--- BEGIN Supplied data ---

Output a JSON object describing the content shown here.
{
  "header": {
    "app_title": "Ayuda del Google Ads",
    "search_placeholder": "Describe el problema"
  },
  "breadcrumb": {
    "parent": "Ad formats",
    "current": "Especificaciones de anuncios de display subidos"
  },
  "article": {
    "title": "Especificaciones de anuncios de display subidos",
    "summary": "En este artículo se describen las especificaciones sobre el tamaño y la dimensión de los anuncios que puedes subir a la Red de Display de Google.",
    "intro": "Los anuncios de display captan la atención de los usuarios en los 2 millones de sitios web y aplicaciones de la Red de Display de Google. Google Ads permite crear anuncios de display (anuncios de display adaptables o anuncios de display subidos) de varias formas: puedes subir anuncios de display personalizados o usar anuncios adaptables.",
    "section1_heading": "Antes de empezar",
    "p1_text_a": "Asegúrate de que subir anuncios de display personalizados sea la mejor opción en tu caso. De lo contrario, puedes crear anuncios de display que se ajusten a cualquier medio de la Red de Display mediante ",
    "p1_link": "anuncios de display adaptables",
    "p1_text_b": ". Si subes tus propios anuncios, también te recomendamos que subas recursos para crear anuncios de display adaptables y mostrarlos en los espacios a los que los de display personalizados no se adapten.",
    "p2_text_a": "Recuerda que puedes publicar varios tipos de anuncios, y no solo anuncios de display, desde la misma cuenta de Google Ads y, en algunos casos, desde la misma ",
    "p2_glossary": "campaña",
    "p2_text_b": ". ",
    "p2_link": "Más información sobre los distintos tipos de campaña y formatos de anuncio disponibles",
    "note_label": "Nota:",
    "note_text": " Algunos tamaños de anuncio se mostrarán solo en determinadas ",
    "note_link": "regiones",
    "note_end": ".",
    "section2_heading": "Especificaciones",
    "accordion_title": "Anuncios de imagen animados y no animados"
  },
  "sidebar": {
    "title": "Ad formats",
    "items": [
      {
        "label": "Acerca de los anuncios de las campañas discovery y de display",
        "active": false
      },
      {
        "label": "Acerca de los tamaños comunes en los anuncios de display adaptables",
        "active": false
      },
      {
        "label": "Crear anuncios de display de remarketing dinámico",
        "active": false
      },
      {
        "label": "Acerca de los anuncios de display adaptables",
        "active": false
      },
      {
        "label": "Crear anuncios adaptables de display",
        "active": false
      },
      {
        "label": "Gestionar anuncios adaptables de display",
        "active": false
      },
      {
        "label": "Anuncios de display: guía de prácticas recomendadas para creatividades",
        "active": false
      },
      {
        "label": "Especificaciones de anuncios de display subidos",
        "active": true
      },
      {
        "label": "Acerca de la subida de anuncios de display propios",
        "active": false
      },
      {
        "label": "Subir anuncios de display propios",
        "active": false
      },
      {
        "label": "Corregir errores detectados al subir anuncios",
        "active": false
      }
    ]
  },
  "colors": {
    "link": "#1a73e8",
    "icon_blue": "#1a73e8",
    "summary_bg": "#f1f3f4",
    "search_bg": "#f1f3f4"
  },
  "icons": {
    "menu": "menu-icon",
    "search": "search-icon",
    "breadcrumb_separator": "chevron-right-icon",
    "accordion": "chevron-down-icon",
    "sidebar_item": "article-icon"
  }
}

--- END Supplied data ---

### What is needed
Extract each entry in full, exactly as given.

### Written solution
Output a JSON object describing the content shown here.
{
  "header": {
    "app_title": "Ayuda del Google Ads",
    "search_placeholder": "Describe el problema"
  },
  "breadcrumb": {
    "parent": "Ad formats",
    "current": "Especificaciones de anuncios de display subidos"
  },
  "article": {
    "title": "Especificaciones de anuncios de display subidos",
    "summary": "En este artículo se describen las especificaciones sobre el tamaño y la dimensión de los anuncios que puedes subir a la Red de Display de Google.",
    "intro": "Los anuncios de display captan la atención de los usuarios en los 2 millones de sitios web y aplicaciones de la Red de Display de Google. Google Ads permite crear anuncios de display (anuncios de display adaptables o anuncios de display subidos) de varias formas: puedes subir anuncios de display personalizados o usar anuncios adaptables.",
    "section1_heading": "Antes de empezar",
    "p1_text_a": "Asegúrate de que subir anuncios de display personalizados sea la mejor opción en tu caso. De lo contrario, puedes crear anuncios de display que se ajusten a cualquier medio de la Red de Display mediante ",
    "p1_link": "anuncios de display adaptables",
    "p1_text_b": ". Si subes tus propios anuncios, también te recomendamos que subas recursos para crear anuncios de display adaptables y mostrarlos en los espacios a los que los de display personalizados no se adapten.",
    "p2_text_a": "Recuerda que puedes publicar varios tipos de anuncios, y no solo anuncios de display, desde la misma cuenta de Google Ads y, en algunos casos, desde la misma ",
    "p2_glossary": "campaña",
    "p2_text_b": ". ",
    "p2_link": "Más información sobre los distintos tipos de campaña y formatos de anuncio disponibles",
    "note_label": "Nota:",
    "note_text": " Algunos tamaños de anuncio se mostrarán solo en determinadas ",
    "note_link": "regiones",
    "note_end": ".",
    "section2_heading": "Especificaciones",
    "accordion_title": "Anuncios de imagen animados y no animados"
  },
  "sidebar": {
    "title": "Ad formats",
    "items": [
      {
        "label": "Acerca de los anuncios de las campañas discovery y de display",
        "active": false
      },
      {
        "label": "Acerca de los tamaños comunes en los anuncios de display adaptables",
        "active": false
      },
      {
        "label": "Crear anuncios de display de remarketing dinámico",
        "active": false
      },
      {
        "label": "Acerca de los anuncios de display adaptables",
        "active": false
      },
      {
        "label": "Crear anuncios adaptables de display",
        "active": false
      },
      {
        "label": "Gestionar anuncios adaptables de display",
        "active": false
      },
      {
        "label": "Anuncios de display: guía de prácticas recomendadas para creatividades",
        "active": false
      },
      {
        "label": "Especificaciones de anuncios de display subidos",
        "active": true
      },
      {
        "label": "Acerca de la subida de anuncios de display propios",
        "active": false
      },
      {
        "label": "Subir anuncios de display propios",
        "active": false
      },
      {
        "label": "Corregir errores detectados al subir anuncios",
        "active": false
      }
    ]
  },
  "colors": {
    "link": "#1a73e8",
    "icon_blue": "#1a73e8",
    "summary_bg": "#f1f3f4",
    "search_bg": "#f1f3f4"
  },
  "icons": {
    "menu": "menu-icon",
    "search": "search-icon",
    "breadcrumb_separator": "chevron-right-icon",
    "accordion": "chevron-down-icon",
    "sidebar_item": "article-icon"
  }
}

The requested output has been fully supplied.